* Instruction:
Copy every line of the data in which the word "JSON" occurs.

* Data entries for graphics:
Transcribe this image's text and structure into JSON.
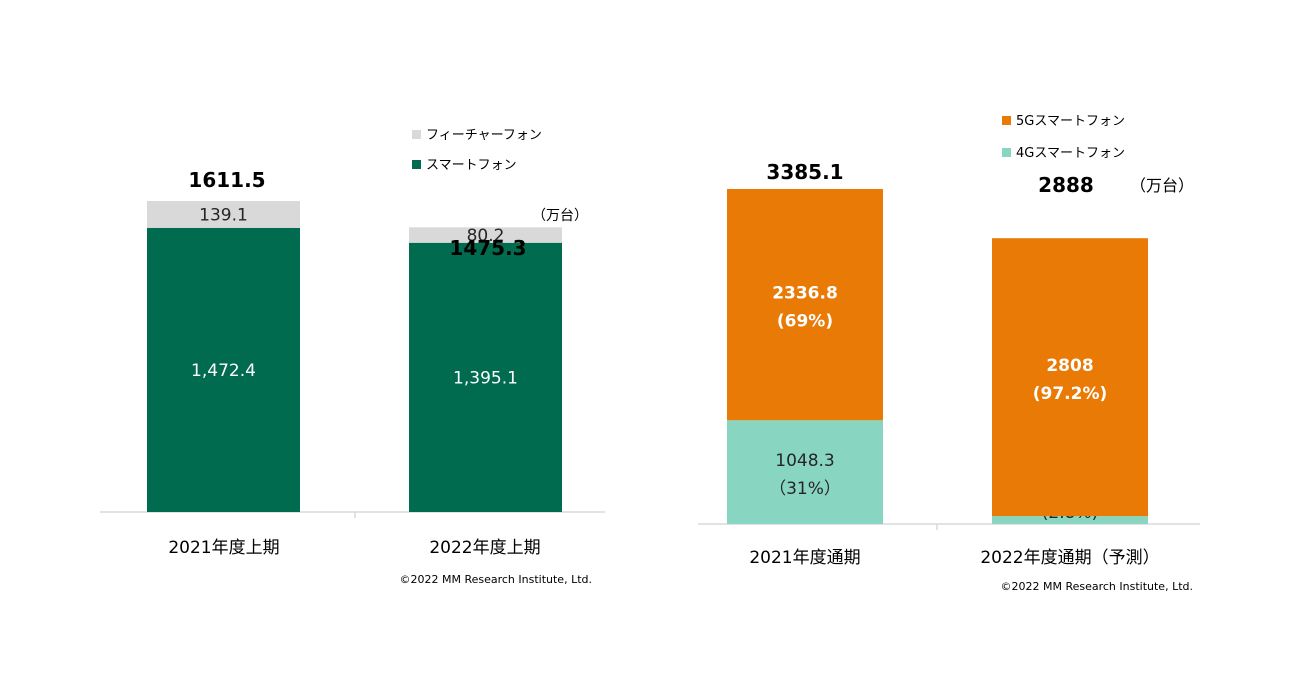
{
  "chart_data": [
    {
      "type": "bar",
      "stacked": true,
      "categories": [
        "2021年度上期",
        "2022年度上期"
      ],
      "series": [
        {
          "name": "スマートフォン",
          "color": "#006B4F",
          "values": [
            1472.4,
            1395.1
          ],
          "labels": [
            "1,472.4",
            "1,395.1"
          ]
        },
        {
          "name": "フィーチャーフォン",
          "color": "#D9D9D9",
          "values": [
            139.1,
            80.2
          ],
          "labels": [
            "139.1",
            "80.2"
          ]
        }
      ],
      "totals": [
        "1611.5",
        "1475.3"
      ],
      "unit": "（万台）",
      "copyright": "©2022 MM Research Institute, Ltd.",
      "legend": "top-right"
    },
    {
      "type": "bar",
      "stacked": true,
      "categories": [
        "2021年度通期",
        "2022年度通期（予測）"
      ],
      "series": [
        {
          "name": "4Gスマートフォン",
          "color": "#88D5C2",
          "values": [
            1048.3,
            80
          ],
          "labels": [
            "1048.3",
            "80"
          ],
          "shares": [
            "（31%）",
            "(2.8%)"
          ]
        },
        {
          "name": "5Gスマートフォン",
          "color": "#E97A06",
          "values": [
            2336.8,
            2808
          ],
          "labels": [
            "2336.8",
            "2808"
          ],
          "shares": [
            "(69%)",
            "(97.2%)"
          ]
        }
      ],
      "totals": [
        "3385.1",
        "2888"
      ],
      "unit": "（万台）",
      "copyright": "©2022 MM Research Institute, Ltd.",
      "legend": "top-right"
    }
  ]
}
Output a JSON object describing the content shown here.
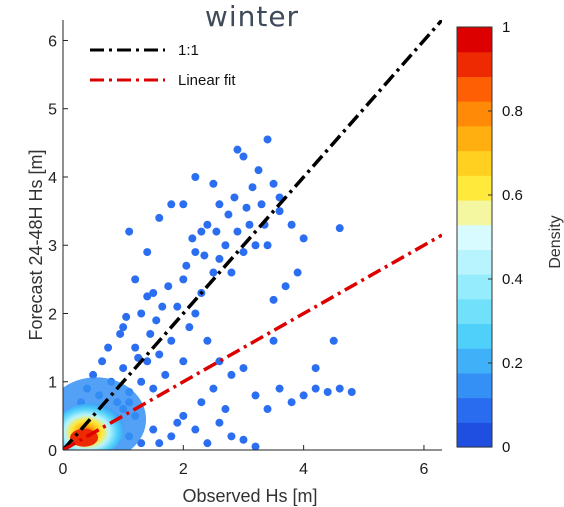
{
  "chart_data": {
    "type": "scatter",
    "title": "winter",
    "xlabel": "Observed Hs [m]",
    "ylabel": "Forecast 24-48H  Hs [m]",
    "xlim": [
      0,
      6.3
    ],
    "ylim": [
      0,
      6.3
    ],
    "xticks": [
      0,
      2,
      4,
      6
    ],
    "yticks": [
      0,
      1,
      2,
      3,
      4,
      5,
      6
    ],
    "grid": false,
    "legend_position": "top-left",
    "lines": [
      {
        "name": "1:1",
        "slope": 1.0,
        "intercept": 0.0,
        "color": "#000000",
        "style": "dash-dot"
      },
      {
        "name": "Linear fit",
        "slope": 0.5,
        "intercept": 0.0,
        "color": "#dd0000",
        "style": "dash-dot"
      }
    ],
    "points": [
      [
        0.15,
        0.12
      ],
      [
        0.25,
        0.2
      ],
      [
        0.3,
        0.35
      ],
      [
        0.35,
        0.15
      ],
      [
        0.45,
        0.3
      ],
      [
        0.5,
        0.2
      ],
      [
        0.55,
        0.45
      ],
      [
        0.6,
        0.3
      ],
      [
        0.7,
        0.55
      ],
      [
        0.8,
        0.4
      ],
      [
        0.9,
        0.7
      ],
      [
        1.0,
        0.6
      ],
      [
        1.1,
        0.85
      ],
      [
        1.2,
        0.5
      ],
      [
        0.4,
        0.6
      ],
      [
        0.6,
        0.8
      ],
      [
        0.8,
        1.0
      ],
      [
        0.5,
        1.1
      ],
      [
        1.0,
        1.2
      ],
      [
        1.3,
        1.0
      ],
      [
        1.4,
        1.3
      ],
      [
        1.5,
        0.9
      ],
      [
        1.2,
        1.5
      ],
      [
        1.6,
        1.4
      ],
      [
        1.8,
        1.6
      ],
      [
        1.0,
        1.8
      ],
      [
        1.3,
        2.0
      ],
      [
        1.5,
        2.3
      ],
      [
        1.4,
        2.25
      ],
      [
        2.2,
        2.0
      ],
      [
        2.0,
        1.3
      ],
      [
        1.7,
        1.1
      ],
      [
        2.5,
        2.6
      ],
      [
        2.6,
        2.8
      ],
      [
        2.7,
        3.0
      ],
      [
        2.8,
        2.6
      ],
      [
        2.9,
        3.2
      ],
      [
        3.0,
        2.9
      ],
      [
        3.1,
        3.3
      ],
      [
        3.2,
        3.0
      ],
      [
        2.9,
        4.4
      ],
      [
        3.0,
        4.3
      ],
      [
        3.4,
        4.55
      ],
      [
        3.3,
        3.6
      ],
      [
        3.5,
        3.9
      ],
      [
        3.6,
        3.7
      ],
      [
        2.6,
        3.6
      ],
      [
        2.5,
        3.9
      ],
      [
        2.3,
        3.2
      ],
      [
        2.0,
        3.6
      ],
      [
        2.0,
        2.5
      ],
      [
        2.2,
        2.9
      ],
      [
        3.4,
        3.0
      ],
      [
        3.6,
        3.5
      ],
      [
        3.8,
        3.3
      ],
      [
        4.0,
        3.1
      ],
      [
        4.6,
        3.25
      ],
      [
        3.7,
        2.4
      ],
      [
        3.9,
        2.6
      ],
      [
        3.5,
        2.2
      ],
      [
        2.4,
        1.6
      ],
      [
        2.6,
        1.3
      ],
      [
        2.8,
        1.1
      ],
      [
        3.0,
        1.2
      ],
      [
        3.2,
        0.8
      ],
      [
        3.4,
        0.6
      ],
      [
        3.6,
        0.9
      ],
      [
        3.8,
        0.7
      ],
      [
        4.0,
        0.8
      ],
      [
        4.2,
        0.9
      ],
      [
        4.4,
        0.85
      ],
      [
        4.6,
        0.9
      ],
      [
        4.8,
        0.85
      ],
      [
        3.5,
        1.6
      ],
      [
        4.5,
        1.6
      ],
      [
        4.2,
        1.2
      ],
      [
        1.5,
        0.3
      ],
      [
        1.8,
        0.2
      ],
      [
        2.0,
        0.5
      ],
      [
        2.2,
        0.3
      ],
      [
        2.4,
        0.1
      ],
      [
        2.6,
        0.4
      ],
      [
        2.8,
        0.2
      ],
      [
        3.0,
        0.15
      ],
      [
        3.2,
        0.05
      ],
      [
        1.6,
        0.1
      ],
      [
        1.9,
        0.4
      ],
      [
        2.3,
        0.7
      ],
      [
        2.5,
        0.9
      ],
      [
        2.7,
        0.6
      ],
      [
        1.1,
        0.2
      ],
      [
        1.3,
        0.1
      ],
      [
        0.9,
        0.15
      ],
      [
        1.2,
        2.5
      ],
      [
        1.4,
        2.9
      ],
      [
        1.6,
        3.4
      ],
      [
        1.8,
        3.6
      ],
      [
        1.1,
        3.2
      ],
      [
        2.2,
        4.0
      ],
      [
        2.4,
        3.3
      ],
      [
        1.9,
        2.1
      ],
      [
        2.1,
        1.8
      ],
      [
        2.3,
        2.3
      ],
      [
        0.7,
        0.2
      ],
      [
        0.9,
        0.45
      ],
      [
        1.1,
        0.7
      ],
      [
        0.4,
        0.9
      ],
      [
        0.3,
        0.7
      ],
      [
        0.2,
        0.5
      ],
      [
        0.65,
        1.3
      ],
      [
        0.75,
        1.5
      ],
      [
        0.95,
        1.7
      ],
      [
        1.05,
        1.95
      ],
      [
        1.25,
        1.35
      ],
      [
        1.45,
        1.7
      ],
      [
        1.55,
        1.9
      ],
      [
        1.65,
        2.1
      ],
      [
        1.75,
        2.4
      ],
      [
        2.05,
        2.7
      ],
      [
        2.15,
        3.1
      ],
      [
        2.35,
        2.85
      ],
      [
        2.55,
        3.2
      ],
      [
        2.75,
        3.45
      ],
      [
        2.85,
        3.7
      ],
      [
        3.05,
        3.55
      ],
      [
        3.15,
        3.85
      ],
      [
        3.25,
        4.1
      ],
      [
        3.35,
        3.3
      ]
    ],
    "colorbar": {
      "label": "Density",
      "ticks": [
        "0",
        "0.2",
        "0.4",
        "0.6",
        "0.8",
        "1"
      ],
      "range": [
        0,
        1
      ],
      "colors": [
        "#1f4fe0",
        "#2a6cf0",
        "#3590f5",
        "#40b0f8",
        "#4fd0fa",
        "#70e0fb",
        "#94ecfc",
        "#b8f4fd",
        "#d8fbff",
        "#f5f7a0",
        "#ffe93a",
        "#ffd020",
        "#ffb010",
        "#ff8a08",
        "#ff5f04",
        "#ee2a02",
        "#dd0000"
      ],
      "tick_values": [
        0,
        0.2,
        0.4,
        0.6,
        0.8,
        1.0
      ]
    },
    "point_color": "#2c6ef0"
  }
}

* Finished answer:
Transcribe this image's text and structure into JSON.
Output a JSON object describing the content shown here.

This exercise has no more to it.